Saved entries:
□ □ □ □ □
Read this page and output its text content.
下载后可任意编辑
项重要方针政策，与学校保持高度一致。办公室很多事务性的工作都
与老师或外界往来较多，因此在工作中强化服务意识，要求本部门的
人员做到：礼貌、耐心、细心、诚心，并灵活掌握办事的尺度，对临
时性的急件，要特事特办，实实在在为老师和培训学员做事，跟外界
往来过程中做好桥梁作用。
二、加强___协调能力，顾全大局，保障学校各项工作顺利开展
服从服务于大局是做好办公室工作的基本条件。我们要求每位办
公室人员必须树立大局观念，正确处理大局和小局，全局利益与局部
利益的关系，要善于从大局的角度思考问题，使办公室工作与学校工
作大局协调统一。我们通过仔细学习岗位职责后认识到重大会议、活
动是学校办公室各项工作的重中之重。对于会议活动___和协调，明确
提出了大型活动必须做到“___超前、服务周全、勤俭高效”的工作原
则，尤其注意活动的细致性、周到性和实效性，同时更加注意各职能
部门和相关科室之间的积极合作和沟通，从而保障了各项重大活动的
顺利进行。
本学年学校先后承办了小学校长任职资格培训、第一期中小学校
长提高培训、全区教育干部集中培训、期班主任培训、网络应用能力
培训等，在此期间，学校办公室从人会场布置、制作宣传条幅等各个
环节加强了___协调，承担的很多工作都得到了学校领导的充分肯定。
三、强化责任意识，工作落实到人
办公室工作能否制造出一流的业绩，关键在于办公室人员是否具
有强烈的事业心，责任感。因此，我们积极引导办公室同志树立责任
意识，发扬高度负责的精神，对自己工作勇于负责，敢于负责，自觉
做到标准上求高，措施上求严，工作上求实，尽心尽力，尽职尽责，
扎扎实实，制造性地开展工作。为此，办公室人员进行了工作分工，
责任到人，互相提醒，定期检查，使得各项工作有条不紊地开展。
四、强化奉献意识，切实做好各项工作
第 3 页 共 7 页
□ □ □ □ □
#### [PROMPT]
Take the entries above and transcribe them exactly.

#### [TASK SOLUTION]
Read this page and output its text content.
下载后可任意编辑
项重要方针政策，与学校保持高度一致。办公室很多事务性的工作都
与老师或外界往来较多，因此在工作中强化服务意识，要求本部门的
人员做到：礼貌、耐心、细心、诚心，并灵活掌握办事的尺度，对临
时性的急件，要特事特办，实实在在为老师和培训学员做事，跟外界
往来过程中做好桥梁作用。
二、加强___协调能力，顾全大局，保障学校各项工作顺利开展
服从服务于大局是做好办公室工作的基本条件。我们要求每位办
公室人员必须树立大局观念，正确处理大局和小局，全局利益与局部
利益的关系，要善于从大局的角度思考问题，使办公室工作与学校工
作大局协调统一。我们通过仔细学习岗位职责后认识到重大会议、活
动是学校办公室各项工作的重中之重。对于会议活动___和协调，明确
提出了大型活动必须做到“___超前、服务周全、勤俭高效”的工作原
则，尤其注意活动的细致性、周到性和实效性，同时更加注意各职能
部门和相关科室之间的积极合作和沟通，从而保障了各项重大活动的
顺利进行。
本学年学校先后承办了小学校长任职资格培训、第一期中小学校
长提高培训、全区教育干部集中培训、期班主任培训、网络应用能力
培训等，在此期间，学校办公室从人会场布置、制作宣传条幅等各个
环节加强了___协调，承担的很多工作都得到了学校领导的充分肯定。
三、强化责任意识，工作落实到人
办公室工作能否制造出一流的业绩，关键在于办公室人员是否具
有强烈的事业心，责任感。因此，我们积极引导办公室同志树立责任
意识，发扬高度负责的精神，对自己工作勇于负责，敢于负责，自觉
做到标准上求高，措施上求严，工作上求实，尽心尽力，尽职尽责，
扎扎实实，制造性地开展工作。为此，办公室人员进行了工作分工，
责任到人，互相提醒，定期检查，使得各项工作有条不紊地开展。
四、强化奉献意识，切实做好各项工作
第 3 页 共 7 页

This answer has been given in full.